Exercise:
Copy each line that contains the string "melalui".

Supplied data:

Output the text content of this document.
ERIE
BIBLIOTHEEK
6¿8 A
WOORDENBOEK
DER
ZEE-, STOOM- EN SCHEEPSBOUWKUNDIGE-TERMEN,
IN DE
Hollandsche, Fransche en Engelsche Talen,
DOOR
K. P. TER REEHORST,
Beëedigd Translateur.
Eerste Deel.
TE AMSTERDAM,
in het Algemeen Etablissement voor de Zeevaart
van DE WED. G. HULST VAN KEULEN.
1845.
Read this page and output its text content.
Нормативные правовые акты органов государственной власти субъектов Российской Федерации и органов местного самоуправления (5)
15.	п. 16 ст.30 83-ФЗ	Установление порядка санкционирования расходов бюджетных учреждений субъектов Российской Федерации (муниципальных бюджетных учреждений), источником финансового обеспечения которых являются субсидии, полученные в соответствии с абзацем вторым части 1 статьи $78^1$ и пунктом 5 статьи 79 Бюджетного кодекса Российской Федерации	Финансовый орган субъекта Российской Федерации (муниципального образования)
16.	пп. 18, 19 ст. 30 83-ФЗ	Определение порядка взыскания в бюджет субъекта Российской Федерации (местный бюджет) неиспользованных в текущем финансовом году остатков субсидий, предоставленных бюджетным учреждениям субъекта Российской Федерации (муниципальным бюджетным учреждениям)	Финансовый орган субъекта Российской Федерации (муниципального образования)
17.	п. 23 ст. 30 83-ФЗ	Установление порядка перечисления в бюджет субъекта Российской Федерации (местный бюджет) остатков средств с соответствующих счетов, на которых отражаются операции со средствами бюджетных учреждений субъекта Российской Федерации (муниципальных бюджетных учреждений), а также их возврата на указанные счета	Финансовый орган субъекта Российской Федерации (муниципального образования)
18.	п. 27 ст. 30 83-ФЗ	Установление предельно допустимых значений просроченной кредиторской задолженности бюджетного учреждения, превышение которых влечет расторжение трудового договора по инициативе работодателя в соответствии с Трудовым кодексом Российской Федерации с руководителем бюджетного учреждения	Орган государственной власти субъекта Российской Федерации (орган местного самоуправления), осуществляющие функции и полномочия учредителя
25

--

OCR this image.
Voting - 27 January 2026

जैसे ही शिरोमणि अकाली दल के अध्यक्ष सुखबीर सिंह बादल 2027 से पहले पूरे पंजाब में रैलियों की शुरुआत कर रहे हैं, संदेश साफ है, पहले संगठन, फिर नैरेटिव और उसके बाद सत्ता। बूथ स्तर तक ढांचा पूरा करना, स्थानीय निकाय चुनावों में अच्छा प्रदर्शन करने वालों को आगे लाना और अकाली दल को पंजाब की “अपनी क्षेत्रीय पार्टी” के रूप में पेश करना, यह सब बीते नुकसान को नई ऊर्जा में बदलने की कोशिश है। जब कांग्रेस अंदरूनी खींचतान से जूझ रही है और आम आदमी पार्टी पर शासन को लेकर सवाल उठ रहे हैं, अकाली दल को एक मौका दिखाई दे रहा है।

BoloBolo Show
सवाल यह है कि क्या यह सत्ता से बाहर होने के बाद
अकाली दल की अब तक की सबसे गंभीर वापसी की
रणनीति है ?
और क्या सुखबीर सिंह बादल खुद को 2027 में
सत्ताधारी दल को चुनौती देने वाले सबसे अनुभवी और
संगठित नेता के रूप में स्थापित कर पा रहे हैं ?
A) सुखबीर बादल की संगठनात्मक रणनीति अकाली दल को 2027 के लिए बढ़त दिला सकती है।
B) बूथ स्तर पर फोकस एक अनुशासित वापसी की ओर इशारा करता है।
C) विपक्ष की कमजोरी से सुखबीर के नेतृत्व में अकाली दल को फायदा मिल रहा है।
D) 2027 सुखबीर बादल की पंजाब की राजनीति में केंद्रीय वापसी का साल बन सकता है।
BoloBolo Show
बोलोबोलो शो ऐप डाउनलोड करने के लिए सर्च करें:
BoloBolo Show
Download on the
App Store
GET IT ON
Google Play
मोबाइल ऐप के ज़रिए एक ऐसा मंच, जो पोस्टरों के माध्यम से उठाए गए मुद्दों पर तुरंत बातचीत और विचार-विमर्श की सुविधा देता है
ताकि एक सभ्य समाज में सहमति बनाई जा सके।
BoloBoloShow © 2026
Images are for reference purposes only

--

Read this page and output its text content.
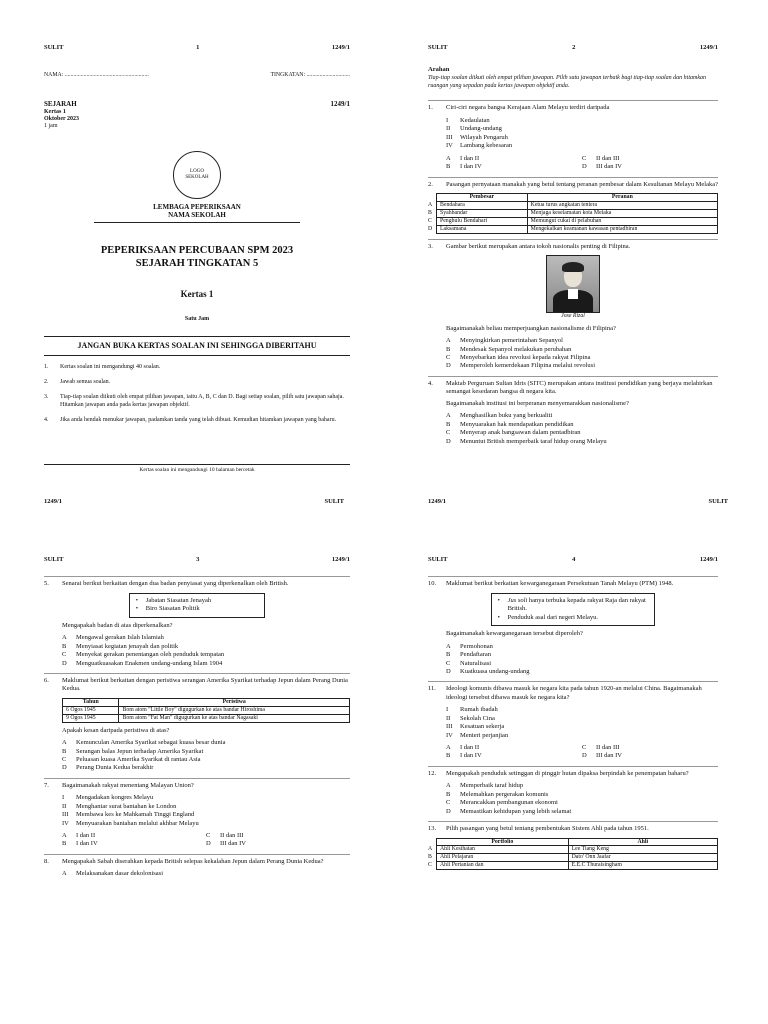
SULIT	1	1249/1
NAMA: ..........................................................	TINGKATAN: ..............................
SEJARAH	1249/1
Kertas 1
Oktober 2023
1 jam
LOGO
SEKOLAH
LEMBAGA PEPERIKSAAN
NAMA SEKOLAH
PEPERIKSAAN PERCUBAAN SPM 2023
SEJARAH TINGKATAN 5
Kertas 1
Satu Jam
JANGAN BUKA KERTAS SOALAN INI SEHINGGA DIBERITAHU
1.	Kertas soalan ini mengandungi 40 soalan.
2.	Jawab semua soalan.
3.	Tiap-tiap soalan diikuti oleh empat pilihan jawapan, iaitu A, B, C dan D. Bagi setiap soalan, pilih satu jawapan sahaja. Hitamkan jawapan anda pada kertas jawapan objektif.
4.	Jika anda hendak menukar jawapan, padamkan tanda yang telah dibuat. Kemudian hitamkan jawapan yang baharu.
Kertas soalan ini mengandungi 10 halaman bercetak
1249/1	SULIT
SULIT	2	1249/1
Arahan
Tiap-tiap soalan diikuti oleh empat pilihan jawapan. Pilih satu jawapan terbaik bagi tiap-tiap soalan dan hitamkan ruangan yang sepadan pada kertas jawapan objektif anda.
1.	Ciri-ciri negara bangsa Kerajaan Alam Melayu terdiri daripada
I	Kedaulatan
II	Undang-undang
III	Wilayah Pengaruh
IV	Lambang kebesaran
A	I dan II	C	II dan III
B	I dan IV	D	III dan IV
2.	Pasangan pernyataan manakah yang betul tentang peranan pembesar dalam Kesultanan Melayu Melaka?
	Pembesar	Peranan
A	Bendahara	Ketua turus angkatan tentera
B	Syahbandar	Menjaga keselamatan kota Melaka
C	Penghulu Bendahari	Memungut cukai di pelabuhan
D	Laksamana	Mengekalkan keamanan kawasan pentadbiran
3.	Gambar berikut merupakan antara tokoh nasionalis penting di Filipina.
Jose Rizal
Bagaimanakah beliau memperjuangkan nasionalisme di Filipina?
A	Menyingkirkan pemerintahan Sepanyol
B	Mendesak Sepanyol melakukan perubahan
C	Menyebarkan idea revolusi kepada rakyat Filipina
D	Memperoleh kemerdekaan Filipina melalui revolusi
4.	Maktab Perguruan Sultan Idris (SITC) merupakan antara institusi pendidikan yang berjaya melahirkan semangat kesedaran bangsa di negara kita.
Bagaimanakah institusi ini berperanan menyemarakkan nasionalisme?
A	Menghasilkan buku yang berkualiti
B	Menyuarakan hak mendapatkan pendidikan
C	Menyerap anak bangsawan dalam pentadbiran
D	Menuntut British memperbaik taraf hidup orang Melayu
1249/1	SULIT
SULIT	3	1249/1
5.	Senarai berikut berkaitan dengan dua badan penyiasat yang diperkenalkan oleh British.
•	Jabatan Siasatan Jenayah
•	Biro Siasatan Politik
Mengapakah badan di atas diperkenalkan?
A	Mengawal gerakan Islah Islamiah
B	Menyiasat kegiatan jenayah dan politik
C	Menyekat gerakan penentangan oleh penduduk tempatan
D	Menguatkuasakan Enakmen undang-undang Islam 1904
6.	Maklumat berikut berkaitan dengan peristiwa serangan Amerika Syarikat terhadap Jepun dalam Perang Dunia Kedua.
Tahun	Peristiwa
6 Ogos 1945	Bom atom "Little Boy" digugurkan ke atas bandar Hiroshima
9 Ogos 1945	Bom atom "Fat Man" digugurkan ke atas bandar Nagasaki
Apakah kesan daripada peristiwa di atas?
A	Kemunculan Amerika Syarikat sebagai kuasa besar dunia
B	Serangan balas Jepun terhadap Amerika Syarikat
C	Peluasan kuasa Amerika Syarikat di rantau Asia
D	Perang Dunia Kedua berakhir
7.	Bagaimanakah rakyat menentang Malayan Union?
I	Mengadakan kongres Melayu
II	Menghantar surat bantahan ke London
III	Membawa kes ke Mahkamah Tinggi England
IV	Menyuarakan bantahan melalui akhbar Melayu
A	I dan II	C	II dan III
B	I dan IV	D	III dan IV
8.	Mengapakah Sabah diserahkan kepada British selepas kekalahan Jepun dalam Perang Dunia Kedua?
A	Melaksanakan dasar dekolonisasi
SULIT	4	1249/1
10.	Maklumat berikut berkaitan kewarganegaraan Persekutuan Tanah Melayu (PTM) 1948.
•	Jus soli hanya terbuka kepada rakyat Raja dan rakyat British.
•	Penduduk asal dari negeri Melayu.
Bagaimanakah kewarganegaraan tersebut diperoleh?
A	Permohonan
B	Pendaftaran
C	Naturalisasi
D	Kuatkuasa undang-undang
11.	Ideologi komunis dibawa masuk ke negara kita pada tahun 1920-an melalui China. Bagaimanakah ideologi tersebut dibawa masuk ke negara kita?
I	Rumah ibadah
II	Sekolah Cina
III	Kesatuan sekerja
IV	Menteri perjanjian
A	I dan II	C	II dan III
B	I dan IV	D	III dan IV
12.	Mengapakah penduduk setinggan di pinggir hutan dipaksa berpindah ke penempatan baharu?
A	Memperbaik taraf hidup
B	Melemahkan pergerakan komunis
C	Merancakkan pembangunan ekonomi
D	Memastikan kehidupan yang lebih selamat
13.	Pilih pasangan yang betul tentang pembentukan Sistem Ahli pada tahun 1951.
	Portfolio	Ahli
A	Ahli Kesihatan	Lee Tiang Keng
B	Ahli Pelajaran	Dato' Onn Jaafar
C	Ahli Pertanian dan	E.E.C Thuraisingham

Result:
D	Memperoleh kemerdekaan Filipina melalui revolusi
IV	Menyuarakan bantahan melalui akhbar Melayu
11.	Ideologi komunis dibawa masuk ke negara kita pada tahun 1920-an melalui China. Bagaimanakah ideologi tersebut dibawa masuk ke negara kita?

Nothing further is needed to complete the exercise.